>>>

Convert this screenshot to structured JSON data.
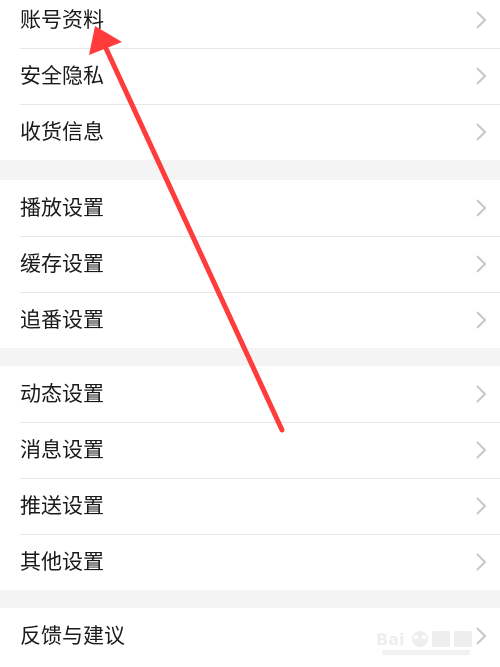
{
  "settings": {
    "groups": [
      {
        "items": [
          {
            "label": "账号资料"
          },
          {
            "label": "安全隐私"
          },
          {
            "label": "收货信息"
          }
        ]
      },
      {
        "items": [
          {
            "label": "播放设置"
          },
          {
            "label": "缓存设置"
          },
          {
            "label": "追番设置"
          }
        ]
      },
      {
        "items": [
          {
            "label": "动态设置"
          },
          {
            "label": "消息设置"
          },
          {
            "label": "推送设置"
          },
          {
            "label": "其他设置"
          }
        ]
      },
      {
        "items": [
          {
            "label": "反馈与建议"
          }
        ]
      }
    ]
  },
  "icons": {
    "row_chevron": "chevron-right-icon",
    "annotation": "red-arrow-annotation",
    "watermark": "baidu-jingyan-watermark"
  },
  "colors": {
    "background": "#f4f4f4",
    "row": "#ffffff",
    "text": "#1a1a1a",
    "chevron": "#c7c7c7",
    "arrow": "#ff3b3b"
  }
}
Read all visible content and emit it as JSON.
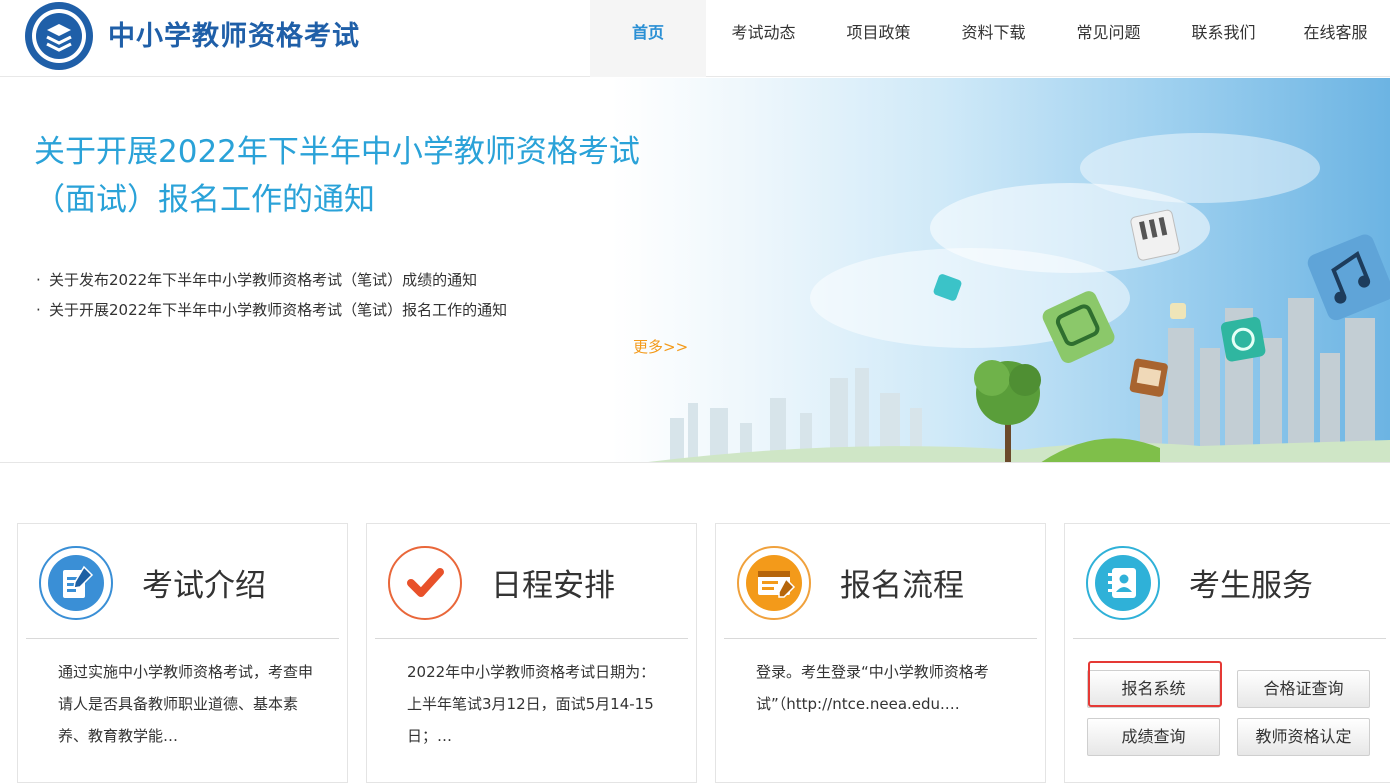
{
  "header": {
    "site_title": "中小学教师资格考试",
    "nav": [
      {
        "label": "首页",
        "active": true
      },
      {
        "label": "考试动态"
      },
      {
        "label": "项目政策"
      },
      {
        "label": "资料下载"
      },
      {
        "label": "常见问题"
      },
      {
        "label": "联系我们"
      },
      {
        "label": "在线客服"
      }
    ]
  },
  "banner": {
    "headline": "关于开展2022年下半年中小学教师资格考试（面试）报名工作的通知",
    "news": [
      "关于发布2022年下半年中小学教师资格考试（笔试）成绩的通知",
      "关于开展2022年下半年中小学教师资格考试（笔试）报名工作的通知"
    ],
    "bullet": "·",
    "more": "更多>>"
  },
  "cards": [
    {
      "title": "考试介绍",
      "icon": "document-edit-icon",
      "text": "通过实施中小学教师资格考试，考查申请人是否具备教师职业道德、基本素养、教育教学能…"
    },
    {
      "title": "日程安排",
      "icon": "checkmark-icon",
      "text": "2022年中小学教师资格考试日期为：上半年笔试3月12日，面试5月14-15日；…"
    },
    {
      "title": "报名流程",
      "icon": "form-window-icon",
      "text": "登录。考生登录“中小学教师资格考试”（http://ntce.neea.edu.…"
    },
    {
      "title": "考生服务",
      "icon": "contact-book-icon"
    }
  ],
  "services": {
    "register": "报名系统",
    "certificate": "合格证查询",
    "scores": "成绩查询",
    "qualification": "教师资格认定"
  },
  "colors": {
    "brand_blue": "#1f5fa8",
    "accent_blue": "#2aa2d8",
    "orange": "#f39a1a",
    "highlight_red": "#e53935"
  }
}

<<<
>>>

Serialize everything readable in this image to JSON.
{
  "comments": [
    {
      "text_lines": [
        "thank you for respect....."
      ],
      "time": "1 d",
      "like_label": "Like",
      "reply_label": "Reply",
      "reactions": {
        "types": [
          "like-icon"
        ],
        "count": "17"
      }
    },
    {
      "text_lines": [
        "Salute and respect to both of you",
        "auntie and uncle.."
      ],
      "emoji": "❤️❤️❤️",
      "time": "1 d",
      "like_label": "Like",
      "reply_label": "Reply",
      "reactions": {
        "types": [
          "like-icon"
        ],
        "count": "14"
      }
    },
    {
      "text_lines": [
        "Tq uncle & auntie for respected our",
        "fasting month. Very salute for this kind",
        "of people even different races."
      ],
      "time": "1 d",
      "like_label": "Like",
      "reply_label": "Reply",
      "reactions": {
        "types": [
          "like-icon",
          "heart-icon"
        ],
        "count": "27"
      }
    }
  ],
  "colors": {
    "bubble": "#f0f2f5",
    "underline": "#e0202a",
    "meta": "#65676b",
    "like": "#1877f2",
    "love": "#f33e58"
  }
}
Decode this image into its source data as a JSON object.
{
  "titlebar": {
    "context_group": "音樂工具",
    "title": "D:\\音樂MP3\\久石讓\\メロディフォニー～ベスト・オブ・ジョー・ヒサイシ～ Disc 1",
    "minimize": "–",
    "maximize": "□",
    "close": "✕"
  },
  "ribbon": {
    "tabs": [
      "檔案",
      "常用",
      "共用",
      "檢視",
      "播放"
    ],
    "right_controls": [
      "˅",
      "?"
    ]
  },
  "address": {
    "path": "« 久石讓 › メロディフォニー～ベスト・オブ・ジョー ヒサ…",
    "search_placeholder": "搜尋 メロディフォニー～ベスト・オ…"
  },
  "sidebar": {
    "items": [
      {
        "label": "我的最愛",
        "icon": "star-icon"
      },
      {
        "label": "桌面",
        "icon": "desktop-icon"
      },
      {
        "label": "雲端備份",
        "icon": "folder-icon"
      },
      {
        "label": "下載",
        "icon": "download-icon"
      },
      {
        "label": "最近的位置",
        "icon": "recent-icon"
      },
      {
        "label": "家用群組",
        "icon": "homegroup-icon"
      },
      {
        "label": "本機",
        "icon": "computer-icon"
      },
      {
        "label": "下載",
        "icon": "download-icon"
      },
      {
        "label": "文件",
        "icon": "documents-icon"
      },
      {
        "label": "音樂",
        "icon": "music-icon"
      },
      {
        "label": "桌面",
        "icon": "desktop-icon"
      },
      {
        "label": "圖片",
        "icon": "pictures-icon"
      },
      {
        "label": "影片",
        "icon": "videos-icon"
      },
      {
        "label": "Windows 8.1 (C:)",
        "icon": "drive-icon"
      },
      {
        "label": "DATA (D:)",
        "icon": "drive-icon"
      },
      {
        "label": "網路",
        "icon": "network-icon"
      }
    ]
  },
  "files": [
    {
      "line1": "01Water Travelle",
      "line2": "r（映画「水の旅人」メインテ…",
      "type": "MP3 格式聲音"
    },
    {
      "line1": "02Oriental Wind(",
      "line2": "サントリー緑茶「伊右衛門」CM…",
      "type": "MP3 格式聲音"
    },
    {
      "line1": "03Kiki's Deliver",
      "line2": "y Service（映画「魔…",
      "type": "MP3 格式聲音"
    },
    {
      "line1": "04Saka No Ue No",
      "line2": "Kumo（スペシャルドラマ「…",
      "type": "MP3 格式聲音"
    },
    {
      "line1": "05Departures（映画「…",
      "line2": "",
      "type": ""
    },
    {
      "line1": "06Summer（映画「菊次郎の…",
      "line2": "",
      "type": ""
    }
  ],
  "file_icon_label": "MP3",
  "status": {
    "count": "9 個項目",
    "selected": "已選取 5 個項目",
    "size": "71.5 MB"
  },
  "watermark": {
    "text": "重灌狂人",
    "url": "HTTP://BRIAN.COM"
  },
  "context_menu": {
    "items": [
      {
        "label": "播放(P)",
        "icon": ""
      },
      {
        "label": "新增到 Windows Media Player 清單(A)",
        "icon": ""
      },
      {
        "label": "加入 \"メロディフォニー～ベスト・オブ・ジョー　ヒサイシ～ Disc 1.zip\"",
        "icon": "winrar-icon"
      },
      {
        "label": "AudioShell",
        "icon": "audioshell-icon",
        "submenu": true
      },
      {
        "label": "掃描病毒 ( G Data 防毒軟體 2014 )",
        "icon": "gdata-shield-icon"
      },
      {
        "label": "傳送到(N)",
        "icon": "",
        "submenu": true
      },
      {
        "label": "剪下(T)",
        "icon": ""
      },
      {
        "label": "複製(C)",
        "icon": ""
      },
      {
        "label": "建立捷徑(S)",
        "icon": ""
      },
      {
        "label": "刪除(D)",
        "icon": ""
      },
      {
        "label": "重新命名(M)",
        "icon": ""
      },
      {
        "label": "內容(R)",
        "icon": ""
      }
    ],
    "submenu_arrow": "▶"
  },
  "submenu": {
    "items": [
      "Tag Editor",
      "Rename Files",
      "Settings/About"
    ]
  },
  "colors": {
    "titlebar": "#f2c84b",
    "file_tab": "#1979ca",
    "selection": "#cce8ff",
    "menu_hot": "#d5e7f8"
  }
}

<<<
>>>

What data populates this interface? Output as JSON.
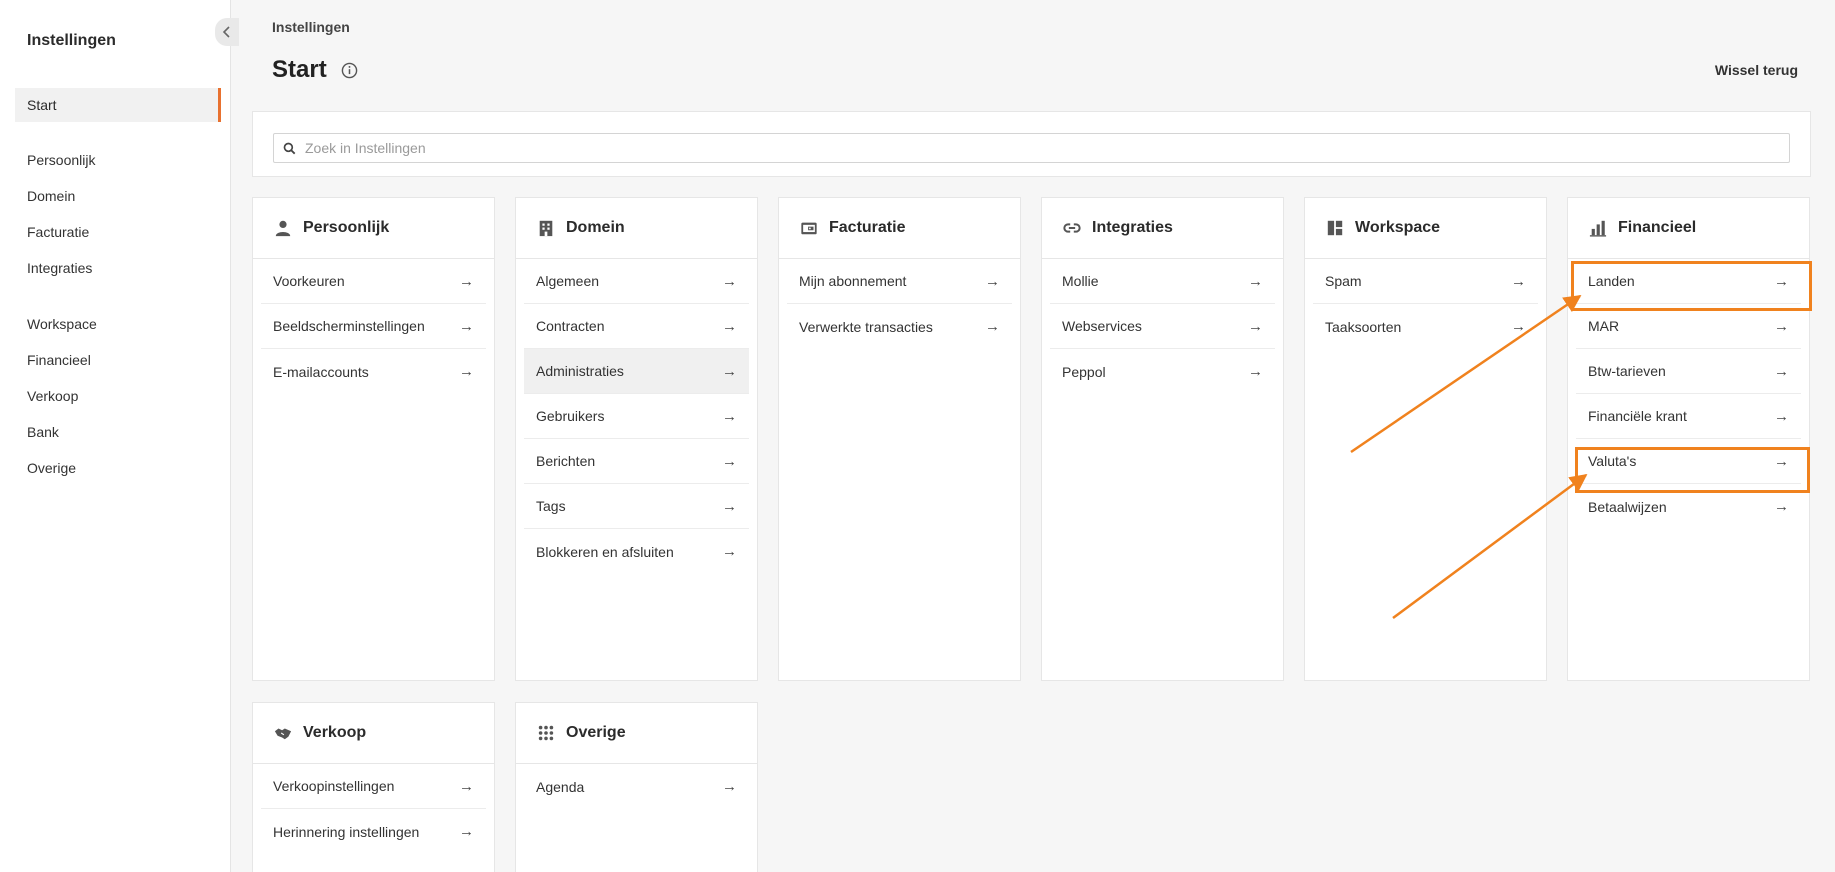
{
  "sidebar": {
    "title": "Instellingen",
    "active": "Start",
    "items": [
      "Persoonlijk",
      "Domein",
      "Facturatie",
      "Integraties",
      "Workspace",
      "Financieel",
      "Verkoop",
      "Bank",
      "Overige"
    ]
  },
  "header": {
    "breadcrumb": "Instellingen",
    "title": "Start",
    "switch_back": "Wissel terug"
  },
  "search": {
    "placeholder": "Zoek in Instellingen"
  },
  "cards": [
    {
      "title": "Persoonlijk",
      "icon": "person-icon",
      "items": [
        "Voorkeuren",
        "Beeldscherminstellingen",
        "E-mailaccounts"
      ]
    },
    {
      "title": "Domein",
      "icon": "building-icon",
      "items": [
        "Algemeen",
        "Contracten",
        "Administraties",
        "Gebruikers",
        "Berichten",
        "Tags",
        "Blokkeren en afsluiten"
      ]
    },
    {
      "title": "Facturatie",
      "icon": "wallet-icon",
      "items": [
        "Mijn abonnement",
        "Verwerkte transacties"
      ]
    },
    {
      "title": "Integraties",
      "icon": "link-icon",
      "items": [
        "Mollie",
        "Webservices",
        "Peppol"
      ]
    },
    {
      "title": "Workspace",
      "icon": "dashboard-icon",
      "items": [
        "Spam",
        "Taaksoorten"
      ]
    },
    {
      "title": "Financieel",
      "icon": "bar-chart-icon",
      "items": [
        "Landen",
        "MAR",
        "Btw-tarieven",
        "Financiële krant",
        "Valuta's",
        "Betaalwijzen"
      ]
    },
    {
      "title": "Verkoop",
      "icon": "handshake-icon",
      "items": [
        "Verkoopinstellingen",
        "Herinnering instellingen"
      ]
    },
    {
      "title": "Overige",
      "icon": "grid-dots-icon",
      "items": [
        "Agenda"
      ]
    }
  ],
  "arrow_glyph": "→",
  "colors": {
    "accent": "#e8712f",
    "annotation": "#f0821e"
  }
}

<<<

> **PROBLEM DESCRIPTION**
Look through the entries above and report each line where the string "this" occurs.

> **EXERCISE OUTPUT**
Convert this screenshot to structured JSON data.
Serialize everything readable in this image to JSON.
        "fasting month. Very salute for this kind",
Decode this image into its source data as a JSON object.
What data populates this interface? Output as JSON.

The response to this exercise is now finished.